EXERCISE INSTRUCTIONS: Would you reproduce, word for word, the part of the post about the Knoebel Dance Theater starting at "A couple weeks" and ending at "to the stage."?

PASSAGE PROVIDED:
====================

“Evening Soul” and “Shadow Play”

Saturday, April 26, 2012

A couple weeks ago, I picked an envelope as my “raffle prize” at the end of faculty meeting; it contained a pair of free tickets to a dance concert at CSULB. The Dance Department is celebrating the 20th anniversary celebration of the campus’s performance space for dance, which is formally named the Martha B. Knoebel Dance Theater. While I have frequently walked or drive past the Knoebel Theater many times in the past eight years, Linda and had never attended any performance there. The interior of the Knoebel Theater turned out to be one of the best designed small theaters I’ve ever seen. It holds around 250 people and every seat in the house seemed to have an acute sense of its linearity to the stage.

====================

STUDY MATERIAL:

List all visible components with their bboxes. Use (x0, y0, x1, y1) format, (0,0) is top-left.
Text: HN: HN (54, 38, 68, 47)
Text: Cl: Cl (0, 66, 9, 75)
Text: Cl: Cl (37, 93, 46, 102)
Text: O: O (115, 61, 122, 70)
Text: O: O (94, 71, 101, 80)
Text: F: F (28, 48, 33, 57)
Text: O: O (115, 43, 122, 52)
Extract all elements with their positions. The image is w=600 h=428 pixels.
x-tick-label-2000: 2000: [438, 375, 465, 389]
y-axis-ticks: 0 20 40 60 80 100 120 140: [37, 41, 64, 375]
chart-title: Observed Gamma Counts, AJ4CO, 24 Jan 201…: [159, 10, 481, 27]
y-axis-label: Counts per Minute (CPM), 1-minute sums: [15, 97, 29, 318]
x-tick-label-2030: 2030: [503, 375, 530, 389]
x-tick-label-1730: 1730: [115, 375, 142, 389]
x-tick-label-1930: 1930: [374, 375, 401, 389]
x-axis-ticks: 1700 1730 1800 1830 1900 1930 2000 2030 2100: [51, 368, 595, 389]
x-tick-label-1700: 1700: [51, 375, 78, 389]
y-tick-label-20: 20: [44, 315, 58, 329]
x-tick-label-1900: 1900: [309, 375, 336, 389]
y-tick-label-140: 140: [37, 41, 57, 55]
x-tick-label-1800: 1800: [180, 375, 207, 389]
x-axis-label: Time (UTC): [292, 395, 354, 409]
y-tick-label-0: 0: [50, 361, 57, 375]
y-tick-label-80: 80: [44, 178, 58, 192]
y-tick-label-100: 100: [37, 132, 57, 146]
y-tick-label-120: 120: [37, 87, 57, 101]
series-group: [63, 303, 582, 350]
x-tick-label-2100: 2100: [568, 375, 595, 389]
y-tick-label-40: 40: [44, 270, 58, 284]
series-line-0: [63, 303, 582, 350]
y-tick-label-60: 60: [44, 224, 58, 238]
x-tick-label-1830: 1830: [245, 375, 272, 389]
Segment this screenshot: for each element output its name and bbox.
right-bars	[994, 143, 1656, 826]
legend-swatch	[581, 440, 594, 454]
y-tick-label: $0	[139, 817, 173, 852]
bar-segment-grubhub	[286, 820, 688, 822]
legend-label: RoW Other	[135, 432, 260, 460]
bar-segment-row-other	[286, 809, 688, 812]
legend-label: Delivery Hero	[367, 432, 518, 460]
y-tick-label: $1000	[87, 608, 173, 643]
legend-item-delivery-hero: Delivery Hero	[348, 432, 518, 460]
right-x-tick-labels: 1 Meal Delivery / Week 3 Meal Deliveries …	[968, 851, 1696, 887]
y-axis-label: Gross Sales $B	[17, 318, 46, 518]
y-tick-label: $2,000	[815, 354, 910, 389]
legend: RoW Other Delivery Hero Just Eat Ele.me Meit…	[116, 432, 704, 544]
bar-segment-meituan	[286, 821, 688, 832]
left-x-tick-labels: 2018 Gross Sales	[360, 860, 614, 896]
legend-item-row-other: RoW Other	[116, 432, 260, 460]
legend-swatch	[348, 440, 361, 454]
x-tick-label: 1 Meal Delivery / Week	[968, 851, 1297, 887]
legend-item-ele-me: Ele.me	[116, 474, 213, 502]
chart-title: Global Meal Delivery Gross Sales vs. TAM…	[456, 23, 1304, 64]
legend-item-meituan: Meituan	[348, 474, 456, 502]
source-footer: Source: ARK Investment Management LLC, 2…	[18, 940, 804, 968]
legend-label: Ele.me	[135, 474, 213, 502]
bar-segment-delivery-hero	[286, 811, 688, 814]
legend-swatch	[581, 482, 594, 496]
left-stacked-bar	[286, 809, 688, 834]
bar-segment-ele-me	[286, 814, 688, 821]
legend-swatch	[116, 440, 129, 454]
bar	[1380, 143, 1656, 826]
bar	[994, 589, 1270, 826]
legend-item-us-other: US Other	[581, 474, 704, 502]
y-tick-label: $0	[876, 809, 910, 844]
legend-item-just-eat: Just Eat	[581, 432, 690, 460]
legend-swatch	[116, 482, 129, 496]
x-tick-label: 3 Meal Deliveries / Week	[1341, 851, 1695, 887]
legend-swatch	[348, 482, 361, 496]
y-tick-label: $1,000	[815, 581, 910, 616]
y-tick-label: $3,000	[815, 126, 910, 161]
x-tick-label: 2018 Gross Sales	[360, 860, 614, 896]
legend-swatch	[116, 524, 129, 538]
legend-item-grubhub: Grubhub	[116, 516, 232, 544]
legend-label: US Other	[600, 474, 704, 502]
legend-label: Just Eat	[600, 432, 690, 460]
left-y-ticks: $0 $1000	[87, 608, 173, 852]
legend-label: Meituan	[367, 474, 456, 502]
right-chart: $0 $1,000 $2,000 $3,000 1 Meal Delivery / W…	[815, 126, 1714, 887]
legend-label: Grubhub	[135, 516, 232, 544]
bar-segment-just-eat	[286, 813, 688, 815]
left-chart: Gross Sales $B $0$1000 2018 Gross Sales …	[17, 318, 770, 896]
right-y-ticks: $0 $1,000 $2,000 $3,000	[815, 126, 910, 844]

====================

COMPLETED TASK:
A couple weeks ago, I picked an envelope as my “raffle prize” at the end of faculty meeting; it contained a pair of free tickets to a dance concert at CSULB. The Dance Department is celebrating the 20th anniversary celebration of the campus’s performance space for dance, which is formally named the Martha B. Knoebel Dance Theater. While I have frequently walked or drive past the Knoebel Theater many times in the past eight years, Linda and had never attended any performance there. The interior of the Knoebel Theater turned out to be one of the best designed small theaters I’ve ever seen. It holds around 250 people and every seat in the house seemed to have an acute sense of its linearity to the stage.